> **REQUIREMENTS**: Where the string "detalle" occurs in the material below, report the whole line.

> **DATA EXCERPTS**:

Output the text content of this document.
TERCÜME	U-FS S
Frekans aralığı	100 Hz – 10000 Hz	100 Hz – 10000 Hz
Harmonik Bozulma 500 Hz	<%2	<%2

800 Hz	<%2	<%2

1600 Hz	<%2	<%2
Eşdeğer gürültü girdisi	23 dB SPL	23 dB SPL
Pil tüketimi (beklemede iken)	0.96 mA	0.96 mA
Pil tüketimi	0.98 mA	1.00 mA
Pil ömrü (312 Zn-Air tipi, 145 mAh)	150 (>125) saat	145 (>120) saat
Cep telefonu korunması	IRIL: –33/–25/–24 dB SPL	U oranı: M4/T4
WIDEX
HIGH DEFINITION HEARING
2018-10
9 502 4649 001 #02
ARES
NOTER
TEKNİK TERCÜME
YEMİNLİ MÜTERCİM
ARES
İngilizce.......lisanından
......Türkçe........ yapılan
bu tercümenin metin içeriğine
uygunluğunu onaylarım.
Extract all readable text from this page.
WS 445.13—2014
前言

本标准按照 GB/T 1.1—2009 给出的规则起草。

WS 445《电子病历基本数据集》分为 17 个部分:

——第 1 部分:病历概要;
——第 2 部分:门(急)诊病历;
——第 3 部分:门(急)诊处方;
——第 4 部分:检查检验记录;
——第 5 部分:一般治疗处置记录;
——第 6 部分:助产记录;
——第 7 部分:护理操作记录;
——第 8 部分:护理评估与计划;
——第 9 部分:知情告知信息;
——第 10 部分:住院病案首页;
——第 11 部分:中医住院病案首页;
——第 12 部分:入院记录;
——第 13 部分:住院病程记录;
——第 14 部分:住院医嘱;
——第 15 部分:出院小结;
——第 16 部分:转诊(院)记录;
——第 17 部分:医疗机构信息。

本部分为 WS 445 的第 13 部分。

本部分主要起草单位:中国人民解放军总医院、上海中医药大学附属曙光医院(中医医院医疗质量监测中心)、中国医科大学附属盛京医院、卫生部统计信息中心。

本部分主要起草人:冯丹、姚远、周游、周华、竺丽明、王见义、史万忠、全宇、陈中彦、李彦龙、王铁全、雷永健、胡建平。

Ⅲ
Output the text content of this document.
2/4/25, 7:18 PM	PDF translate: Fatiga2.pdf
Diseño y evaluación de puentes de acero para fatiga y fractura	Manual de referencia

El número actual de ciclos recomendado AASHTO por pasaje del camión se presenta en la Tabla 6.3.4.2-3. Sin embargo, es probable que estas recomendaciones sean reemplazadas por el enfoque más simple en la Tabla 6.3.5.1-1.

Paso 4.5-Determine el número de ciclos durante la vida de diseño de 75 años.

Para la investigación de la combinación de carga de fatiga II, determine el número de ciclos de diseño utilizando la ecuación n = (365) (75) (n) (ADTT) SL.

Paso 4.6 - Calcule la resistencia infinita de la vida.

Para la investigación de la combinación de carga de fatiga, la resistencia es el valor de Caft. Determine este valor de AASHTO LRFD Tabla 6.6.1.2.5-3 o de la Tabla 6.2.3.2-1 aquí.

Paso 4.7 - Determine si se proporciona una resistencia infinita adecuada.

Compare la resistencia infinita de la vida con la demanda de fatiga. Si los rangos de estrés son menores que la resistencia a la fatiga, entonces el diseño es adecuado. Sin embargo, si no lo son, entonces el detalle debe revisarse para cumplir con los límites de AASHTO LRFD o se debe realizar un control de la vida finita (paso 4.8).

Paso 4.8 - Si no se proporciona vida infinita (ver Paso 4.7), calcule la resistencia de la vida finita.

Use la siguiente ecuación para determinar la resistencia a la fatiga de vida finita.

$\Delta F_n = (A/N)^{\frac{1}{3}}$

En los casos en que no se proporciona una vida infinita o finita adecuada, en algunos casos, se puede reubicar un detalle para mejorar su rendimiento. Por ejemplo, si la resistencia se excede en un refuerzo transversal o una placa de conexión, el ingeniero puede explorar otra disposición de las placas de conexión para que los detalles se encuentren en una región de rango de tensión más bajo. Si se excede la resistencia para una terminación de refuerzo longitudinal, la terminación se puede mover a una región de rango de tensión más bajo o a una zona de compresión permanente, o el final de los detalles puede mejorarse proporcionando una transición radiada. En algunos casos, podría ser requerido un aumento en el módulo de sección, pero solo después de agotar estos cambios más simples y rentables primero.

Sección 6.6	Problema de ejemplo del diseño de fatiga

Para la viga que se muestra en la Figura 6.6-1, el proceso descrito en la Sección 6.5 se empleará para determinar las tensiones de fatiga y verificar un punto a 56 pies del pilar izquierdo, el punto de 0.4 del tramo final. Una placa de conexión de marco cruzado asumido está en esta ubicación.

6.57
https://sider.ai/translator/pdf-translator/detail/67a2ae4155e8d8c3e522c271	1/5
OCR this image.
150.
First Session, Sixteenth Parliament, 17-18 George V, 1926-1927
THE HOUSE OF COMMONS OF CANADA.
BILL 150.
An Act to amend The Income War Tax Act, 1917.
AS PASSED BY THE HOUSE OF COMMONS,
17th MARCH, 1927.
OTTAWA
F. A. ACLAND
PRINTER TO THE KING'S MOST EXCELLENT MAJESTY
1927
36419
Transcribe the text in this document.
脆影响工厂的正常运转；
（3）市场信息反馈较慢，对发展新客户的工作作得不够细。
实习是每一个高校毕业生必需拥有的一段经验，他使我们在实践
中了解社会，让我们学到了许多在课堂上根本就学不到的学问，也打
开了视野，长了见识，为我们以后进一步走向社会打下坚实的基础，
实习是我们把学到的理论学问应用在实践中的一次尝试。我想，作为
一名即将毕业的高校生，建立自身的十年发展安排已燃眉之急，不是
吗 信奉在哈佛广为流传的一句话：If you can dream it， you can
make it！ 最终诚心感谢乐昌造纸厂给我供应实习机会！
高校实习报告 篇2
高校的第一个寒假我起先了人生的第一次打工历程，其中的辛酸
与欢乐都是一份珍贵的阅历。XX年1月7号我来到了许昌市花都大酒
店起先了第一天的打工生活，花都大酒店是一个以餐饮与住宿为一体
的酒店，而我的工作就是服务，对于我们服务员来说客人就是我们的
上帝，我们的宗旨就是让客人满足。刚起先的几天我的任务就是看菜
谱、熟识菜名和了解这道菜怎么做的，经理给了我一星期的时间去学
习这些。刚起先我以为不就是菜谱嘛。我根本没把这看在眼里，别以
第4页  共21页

> **COMPLETE OUTPUT**:
Compare la resistencia infinita de la vida con la demanda de fatiga. Si los rangos de estrés son menores que la resistencia a la fatiga, entonces el diseño es adecuado. Sin embargo, si no lo son, entonces el detalle debe revisarse para cumplir con los límites de AASHTO LRFD o se debe realizar un control de la vida finita (paso 4.8).
En los casos en que no se proporciona una vida infinita o finita adecuada, en algunos casos, se puede reubicar un detalle para mejorar su rendimiento. Por ejemplo, si la resistencia se excede en un refuerzo transversal o una placa de conexión, el ingeniero puede explorar otra disposición de las placas de conexión para que los detalles se encuentren en una región de rango de tensión más bajo. Si se excede la resistencia para una terminación de refuerzo longitudinal, la terminación se puede mover a una región de rango de tensión más bajo o a una zona de compresión permanente, o el final de los detalles puede mejorarse proporcionando una transición radiada. En algunos casos, podría ser requerido un aumento en el módulo de sección, pero solo después de agotar estos cambios más simples y rentables primero.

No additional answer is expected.